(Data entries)
════════════════

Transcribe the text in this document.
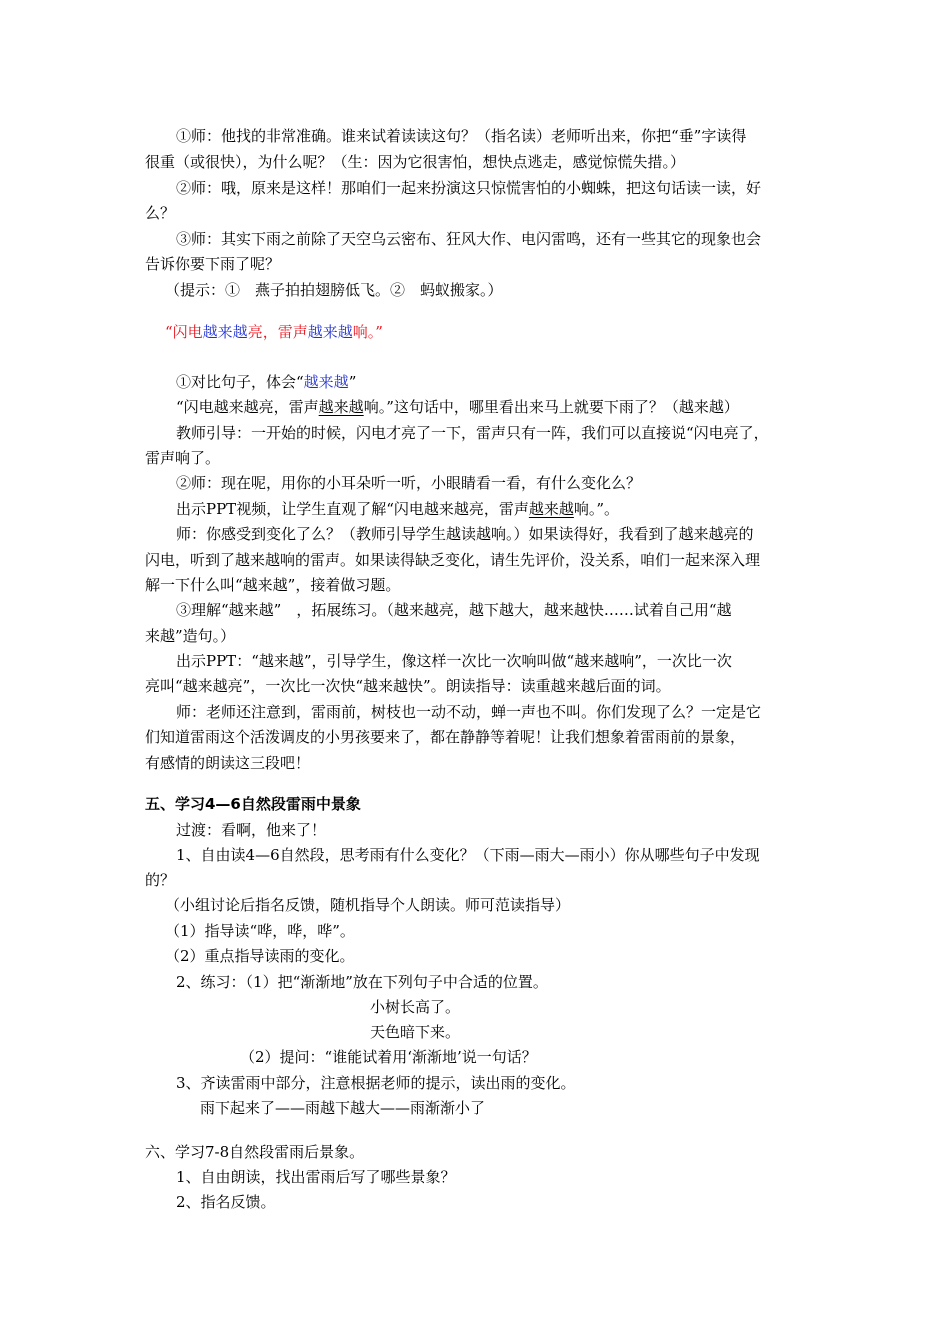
①师：他找的非常准确。谁来试着读读这句？（指名读）老师听出来，你把“垂”字读得
很重（或很快），为什么呢？（生：因为它很害怕，想快点逃走，感觉惊慌失措。）
②师：哦，原来是这样！那咱们一起来扮演这只惊慌害怕的小蜘蛛，把这句话读一读，好
么？
③师：其实下雨之前除了天空乌云密布、狂风大作、电闪雷鸣，还有一些其它的现象也会
告诉你要下雨了呢？
（提示：①　燕子拍拍翅膀低飞。②　蚂蚁搬家。）
“闪电越来越亮，雷声越来越响。”
①对比句子，体会“越来越”
“闪电越来越亮，雷声越来越响。”这句话中，哪里看出来马上就要下雨了？（越来越）
教师引导：一开始的时候，闪电才亮了一下，雷声只有一阵，我们可以直接说“闪电亮了，
雷声响了。
②师：现在呢，用你的小耳朵听一听，小眼睛看一看，有什么变化么？
出示PPT视频，让学生直观了解“闪电越来越亮，雷声越来越响。”。
师：你感受到变化了么？（教师引导学生越读越响。）如果读得好，我看到了越来越亮的
闪电，听到了越来越响的雷声。如果读得缺乏变化，请生先评价，没关系，咱们一起来深入理
解一下什么叫“越来越”，接着做习题。
③理解“越来越”　，拓展练习。（越来越亮，越下越大，越来越快……试着自己用“越
来越”造句。）
出示PPT：“越来越”，引导学生，像这样一次比一次响叫做“越来越响”，一次比一次
亮叫“越来越亮”，一次比一次快“越来越快”。朗读指导：读重越来越后面的词。
师：老师还注意到，雷雨前，树枝也一动不动，蝉一声也不叫。你们发现了么？一定是它
们知道雷雨这个活泼调皮的小男孩要来了，都在静静等着呢！让我们想象着雷雨前的景象，
有感情的朗读这三段吧！
五、学习4—6自然段雷雨中景象
过渡：看啊，他来了！
1、自由读4—6自然段，思考雨有什么变化？（下雨—雨大—雨小）你从哪些句子中发现
的？
（小组讨论后指名反馈，随机指导个人朗读。师可范读指导）
（1）指导读“哗，哗，哗”。
（2）重点指导读雨的变化。
2、练习：（1）把“渐渐地”放在下列句子中合适的位置。
小树长高了。
天色暗下来。
（2）提问：“谁能试着用‘渐渐地’说一句话？
3、齐读雷雨中部分，注意根据老师的提示，读出雨的变化。
雨下起来了——雨越下越大——雨渐渐小了
六、学习7-8自然段雷雨后景象。
1、自由朗读，找出雷雨后写了哪些景象？
2、指名反馈。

════════════════

Except for the pictures, print the data above exactly.

*FULL SOLUTION:*
Transcribe the text in this document.
①师：他找的非常准确。谁来试着读读这句？（指名读）老师听出来，你把“垂”字读得
很重（或很快），为什么呢？（生：因为它很害怕，想快点逃走，感觉惊慌失措。）
②师：哦，原来是这样！那咱们一起来扮演这只惊慌害怕的小蜘蛛，把这句话读一读，好
么？
③师：其实下雨之前除了天空乌云密布、狂风大作、电闪雷鸣，还有一些其它的现象也会
告诉你要下雨了呢？
（提示：①　燕子拍拍翅膀低飞。②　蚂蚁搬家。）
“闪电越来越亮，雷声越来越响。”
①对比句子，体会“越来越”
“闪电越来越亮，雷声越来越响。”这句话中，哪里看出来马上就要下雨了？（越来越）
教师引导：一开始的时候，闪电才亮了一下，雷声只有一阵，我们可以直接说“闪电亮了，
雷声响了。
②师：现在呢，用你的小耳朵听一听，小眼睛看一看，有什么变化么？
出示PPT视频，让学生直观了解“闪电越来越亮，雷声越来越响。”。
师：你感受到变化了么？（教师引导学生越读越响。）如果读得好，我看到了越来越亮的
闪电，听到了越来越响的雷声。如果读得缺乏变化，请生先评价，没关系，咱们一起来深入理
解一下什么叫“越来越”，接着做习题。
③理解“越来越”　，拓展练习。（越来越亮，越下越大，越来越快……试着自己用“越
来越”造句。）
出示PPT：“越来越”，引导学生，像这样一次比一次响叫做“越来越响”，一次比一次
亮叫“越来越亮”，一次比一次快“越来越快”。朗读指导：读重越来越后面的词。
师：老师还注意到，雷雨前，树枝也一动不动，蝉一声也不叫。你们发现了么？一定是它
们知道雷雨这个活泼调皮的小男孩要来了，都在静静等着呢！让我们想象着雷雨前的景象，
有感情的朗读这三段吧！
五、学习4—6自然段雷雨中景象
过渡：看啊，他来了！
1、自由读4—6自然段，思考雨有什么变化？（下雨—雨大—雨小）你从哪些句子中发现
的？
（小组讨论后指名反馈，随机指导个人朗读。师可范读指导）
（1）指导读“哗，哗，哗”。
（2）重点指导读雨的变化。
2、练习：（1）把“渐渐地”放在下列句子中合适的位置。
小树长高了。
天色暗下来。
（2）提问：“谁能试着用‘渐渐地’说一句话？
3、齐读雷雨中部分，注意根据老师的提示，读出雨的变化。
雨下起来了——雨越下越大——雨渐渐小了
六、学习7-8自然段雷雨后景象。
1、自由朗读，找出雷雨后写了哪些景象？
2、指名反馈。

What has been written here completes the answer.